[AIM OF THE TASK] Records follow. Select each line holding "Приложение".

[SUPPLIED MATERIAL]
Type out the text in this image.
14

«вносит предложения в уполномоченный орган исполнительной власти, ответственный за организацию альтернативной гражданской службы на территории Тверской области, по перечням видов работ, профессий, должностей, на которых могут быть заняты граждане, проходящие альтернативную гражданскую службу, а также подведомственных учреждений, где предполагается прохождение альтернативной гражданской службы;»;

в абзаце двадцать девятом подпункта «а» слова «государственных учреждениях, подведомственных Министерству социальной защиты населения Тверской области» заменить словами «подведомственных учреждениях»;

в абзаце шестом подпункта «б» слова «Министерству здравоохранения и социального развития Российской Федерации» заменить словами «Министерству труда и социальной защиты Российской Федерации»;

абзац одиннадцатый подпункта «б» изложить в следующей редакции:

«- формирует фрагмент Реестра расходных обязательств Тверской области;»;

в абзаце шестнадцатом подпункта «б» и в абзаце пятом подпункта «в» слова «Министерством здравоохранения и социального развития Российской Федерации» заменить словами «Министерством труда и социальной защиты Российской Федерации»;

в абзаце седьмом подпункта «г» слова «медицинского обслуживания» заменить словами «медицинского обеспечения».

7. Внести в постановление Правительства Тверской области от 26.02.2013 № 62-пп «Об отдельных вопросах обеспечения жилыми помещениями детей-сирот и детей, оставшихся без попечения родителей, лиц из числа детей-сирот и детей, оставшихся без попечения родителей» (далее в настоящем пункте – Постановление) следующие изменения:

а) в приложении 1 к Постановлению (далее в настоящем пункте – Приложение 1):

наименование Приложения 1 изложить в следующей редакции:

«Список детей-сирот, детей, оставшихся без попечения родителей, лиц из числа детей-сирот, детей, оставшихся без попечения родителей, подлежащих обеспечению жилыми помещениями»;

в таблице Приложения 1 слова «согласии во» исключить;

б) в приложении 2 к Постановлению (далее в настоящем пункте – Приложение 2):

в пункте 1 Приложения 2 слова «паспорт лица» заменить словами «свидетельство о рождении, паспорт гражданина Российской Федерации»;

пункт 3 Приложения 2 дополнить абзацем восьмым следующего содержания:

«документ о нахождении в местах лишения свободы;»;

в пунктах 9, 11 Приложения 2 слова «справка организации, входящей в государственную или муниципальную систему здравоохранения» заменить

[ANSWER BELOW]
а) в приложении 1 к Постановлению (далее в настоящем пункте – Приложение 1):
б) в приложении 2 к Постановлению (далее в настоящем пункте – Приложение 2):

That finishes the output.